### WRITTEN EXERCISE
Answer with one number only: the number of lines that include the word "hazám".

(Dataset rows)
------------------------------------------------
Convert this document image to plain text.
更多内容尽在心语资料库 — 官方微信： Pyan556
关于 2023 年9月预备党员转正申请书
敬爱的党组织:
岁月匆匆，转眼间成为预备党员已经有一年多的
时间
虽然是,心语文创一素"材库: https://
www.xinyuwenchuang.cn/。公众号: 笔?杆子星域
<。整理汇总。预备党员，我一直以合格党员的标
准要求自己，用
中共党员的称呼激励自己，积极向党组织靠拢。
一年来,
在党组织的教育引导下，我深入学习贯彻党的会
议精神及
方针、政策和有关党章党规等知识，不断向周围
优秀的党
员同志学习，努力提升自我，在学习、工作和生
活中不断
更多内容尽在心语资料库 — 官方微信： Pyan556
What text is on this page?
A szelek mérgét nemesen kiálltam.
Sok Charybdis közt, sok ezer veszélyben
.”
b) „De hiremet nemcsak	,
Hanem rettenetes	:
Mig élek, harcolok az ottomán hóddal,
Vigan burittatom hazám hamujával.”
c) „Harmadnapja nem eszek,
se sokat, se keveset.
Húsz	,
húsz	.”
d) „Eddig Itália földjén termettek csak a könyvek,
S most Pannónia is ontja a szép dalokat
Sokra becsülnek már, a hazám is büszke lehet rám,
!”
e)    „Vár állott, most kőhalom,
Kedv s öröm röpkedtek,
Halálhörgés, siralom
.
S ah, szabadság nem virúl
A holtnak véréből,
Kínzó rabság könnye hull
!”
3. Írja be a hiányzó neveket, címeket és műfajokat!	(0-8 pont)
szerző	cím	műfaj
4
------------------------------------------------
### RESPONSE TO THIS TASK
2